**Working data:**
* START *

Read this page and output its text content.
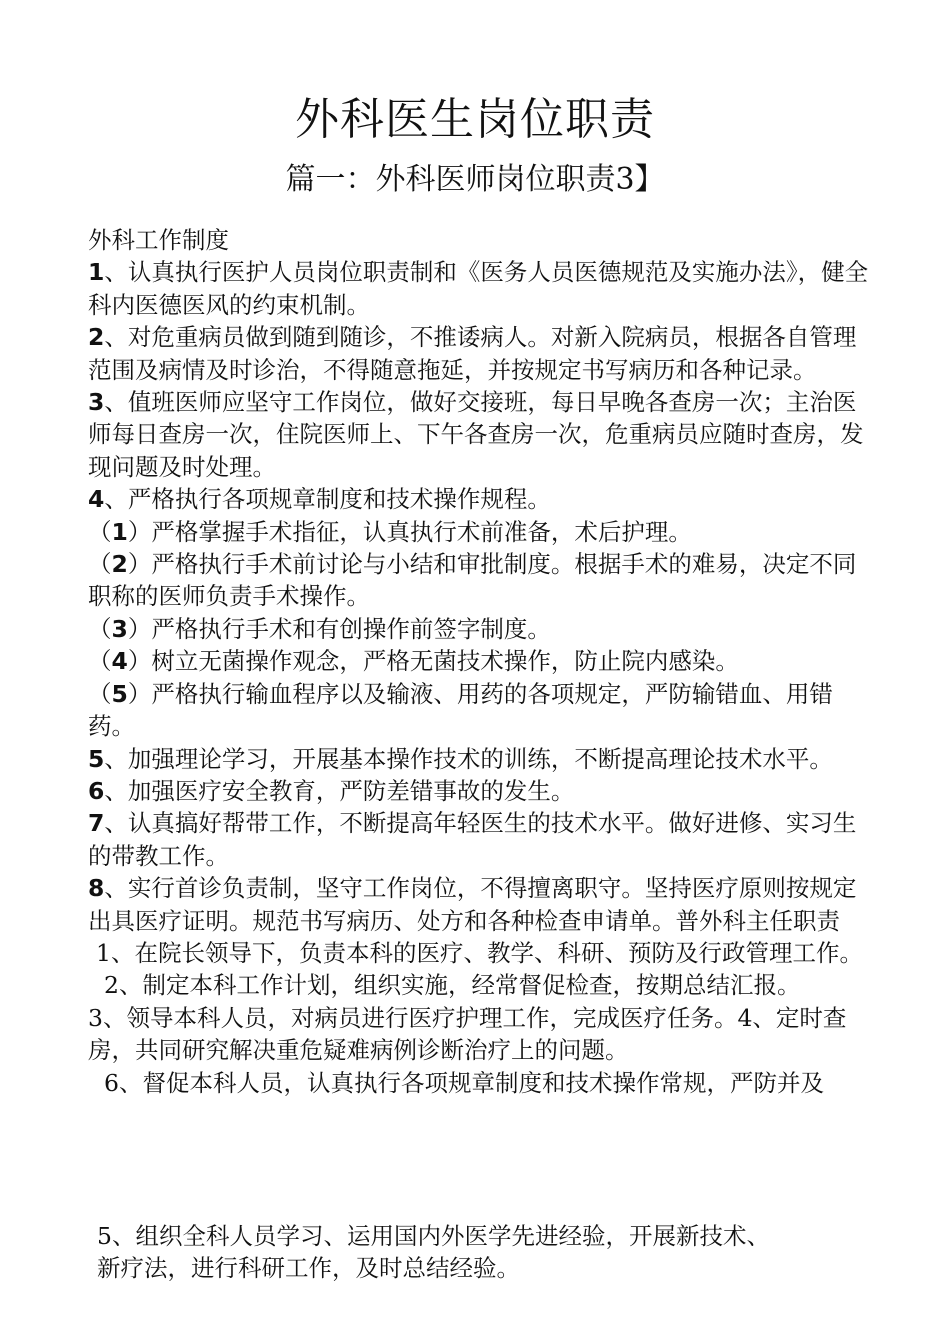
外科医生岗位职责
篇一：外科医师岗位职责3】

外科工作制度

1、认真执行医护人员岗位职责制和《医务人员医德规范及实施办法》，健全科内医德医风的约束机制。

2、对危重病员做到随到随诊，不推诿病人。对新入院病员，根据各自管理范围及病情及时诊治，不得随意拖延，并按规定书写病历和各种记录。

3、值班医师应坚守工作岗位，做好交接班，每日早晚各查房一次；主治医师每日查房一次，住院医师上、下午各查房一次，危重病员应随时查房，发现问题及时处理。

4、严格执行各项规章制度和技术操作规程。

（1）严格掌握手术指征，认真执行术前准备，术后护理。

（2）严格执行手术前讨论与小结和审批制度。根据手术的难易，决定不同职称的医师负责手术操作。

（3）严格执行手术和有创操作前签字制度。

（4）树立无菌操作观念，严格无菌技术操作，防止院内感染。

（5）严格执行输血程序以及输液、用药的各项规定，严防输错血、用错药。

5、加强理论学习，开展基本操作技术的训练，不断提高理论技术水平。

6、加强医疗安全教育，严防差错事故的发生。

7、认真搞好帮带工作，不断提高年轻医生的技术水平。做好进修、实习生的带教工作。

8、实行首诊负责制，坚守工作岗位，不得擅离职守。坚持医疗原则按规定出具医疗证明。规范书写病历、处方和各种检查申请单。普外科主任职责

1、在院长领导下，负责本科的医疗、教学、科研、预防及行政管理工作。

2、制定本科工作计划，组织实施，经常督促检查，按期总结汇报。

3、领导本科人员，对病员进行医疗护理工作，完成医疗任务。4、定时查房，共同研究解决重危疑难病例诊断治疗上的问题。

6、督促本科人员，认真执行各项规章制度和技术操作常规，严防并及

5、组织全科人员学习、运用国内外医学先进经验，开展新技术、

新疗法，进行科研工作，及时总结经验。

* END *
* START *

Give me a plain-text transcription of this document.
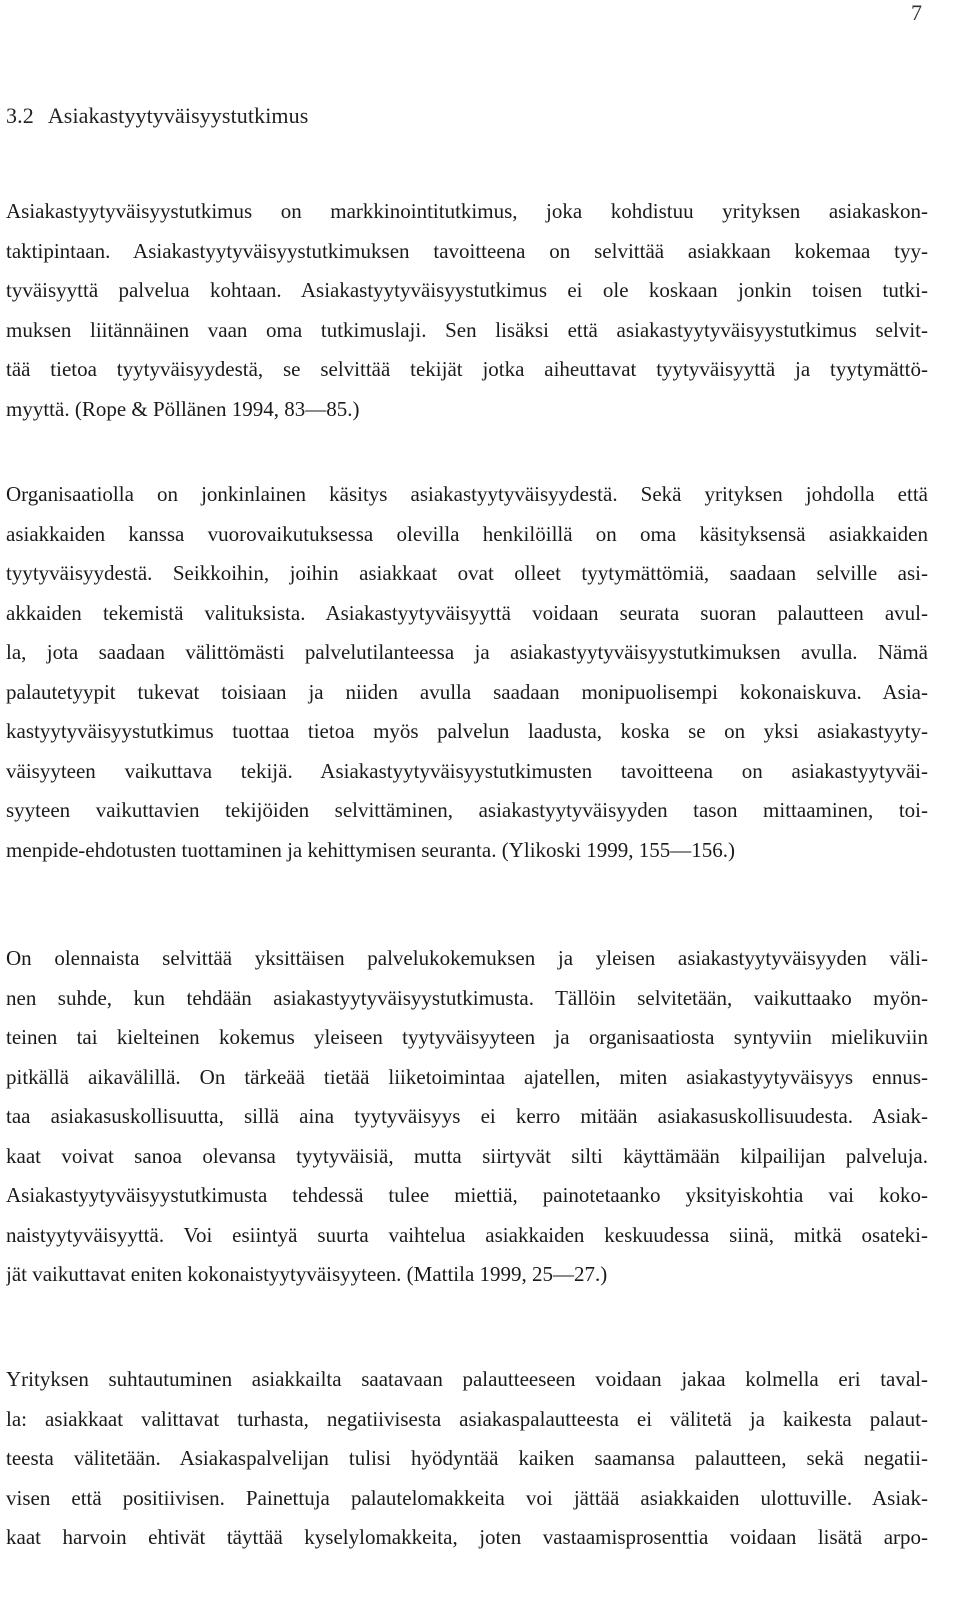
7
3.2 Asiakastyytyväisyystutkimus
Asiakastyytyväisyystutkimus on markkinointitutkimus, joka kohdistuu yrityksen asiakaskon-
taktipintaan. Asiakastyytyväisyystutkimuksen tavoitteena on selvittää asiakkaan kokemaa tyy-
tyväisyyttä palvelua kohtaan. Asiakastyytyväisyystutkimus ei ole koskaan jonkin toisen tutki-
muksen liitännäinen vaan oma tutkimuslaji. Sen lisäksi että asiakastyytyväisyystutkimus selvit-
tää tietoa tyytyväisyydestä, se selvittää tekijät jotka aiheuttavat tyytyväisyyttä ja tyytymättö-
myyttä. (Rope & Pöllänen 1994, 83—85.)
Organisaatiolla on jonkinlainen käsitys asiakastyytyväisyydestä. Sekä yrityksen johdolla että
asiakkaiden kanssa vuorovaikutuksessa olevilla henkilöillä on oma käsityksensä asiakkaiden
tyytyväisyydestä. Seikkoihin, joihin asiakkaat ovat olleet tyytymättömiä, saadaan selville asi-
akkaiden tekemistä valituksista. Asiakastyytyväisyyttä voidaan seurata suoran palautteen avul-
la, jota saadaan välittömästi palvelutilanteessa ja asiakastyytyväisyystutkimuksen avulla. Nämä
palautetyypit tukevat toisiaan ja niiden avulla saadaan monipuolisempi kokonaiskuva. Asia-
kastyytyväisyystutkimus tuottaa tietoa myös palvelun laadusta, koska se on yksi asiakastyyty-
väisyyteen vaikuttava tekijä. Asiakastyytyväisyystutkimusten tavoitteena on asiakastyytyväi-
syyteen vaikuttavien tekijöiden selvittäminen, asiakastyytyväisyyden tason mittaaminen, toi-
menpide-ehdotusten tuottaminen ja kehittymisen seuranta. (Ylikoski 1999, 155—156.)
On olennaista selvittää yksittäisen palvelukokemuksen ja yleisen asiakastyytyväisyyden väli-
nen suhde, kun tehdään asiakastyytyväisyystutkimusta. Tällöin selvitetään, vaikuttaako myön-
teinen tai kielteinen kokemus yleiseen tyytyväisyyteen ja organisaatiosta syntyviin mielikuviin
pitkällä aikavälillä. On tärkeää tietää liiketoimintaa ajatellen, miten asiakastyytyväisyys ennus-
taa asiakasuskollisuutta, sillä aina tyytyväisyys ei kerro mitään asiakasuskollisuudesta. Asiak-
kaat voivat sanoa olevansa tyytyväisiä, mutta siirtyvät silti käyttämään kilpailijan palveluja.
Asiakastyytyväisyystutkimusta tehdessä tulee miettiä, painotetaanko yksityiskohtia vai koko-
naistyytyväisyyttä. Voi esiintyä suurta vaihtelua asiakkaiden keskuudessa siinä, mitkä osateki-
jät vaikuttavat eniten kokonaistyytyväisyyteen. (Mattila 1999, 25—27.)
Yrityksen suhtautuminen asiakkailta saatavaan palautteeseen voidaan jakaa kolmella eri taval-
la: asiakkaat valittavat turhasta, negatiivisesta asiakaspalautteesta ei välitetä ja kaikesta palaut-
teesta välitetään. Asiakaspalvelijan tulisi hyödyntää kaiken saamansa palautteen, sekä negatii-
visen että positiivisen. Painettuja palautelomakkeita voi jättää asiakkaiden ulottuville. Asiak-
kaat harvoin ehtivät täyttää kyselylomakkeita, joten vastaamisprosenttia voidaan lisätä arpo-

* END *

**Do this:** Pull out every line of the records above that contains the word "asiakkaiden".

**Task result:**
asiakkaiden kanssa vuorovaikutuksessa olevilla henkilöillä on oma käsityksensä asiakkaiden
naistyytyväisyyttä. Voi esiintyä suurta vaihtelua asiakkaiden keskuudessa siinä, mitkä osateki-
visen että positiivisen. Painettuja palautelomakkeita voi jättää asiakkaiden ulottuville. Asiak-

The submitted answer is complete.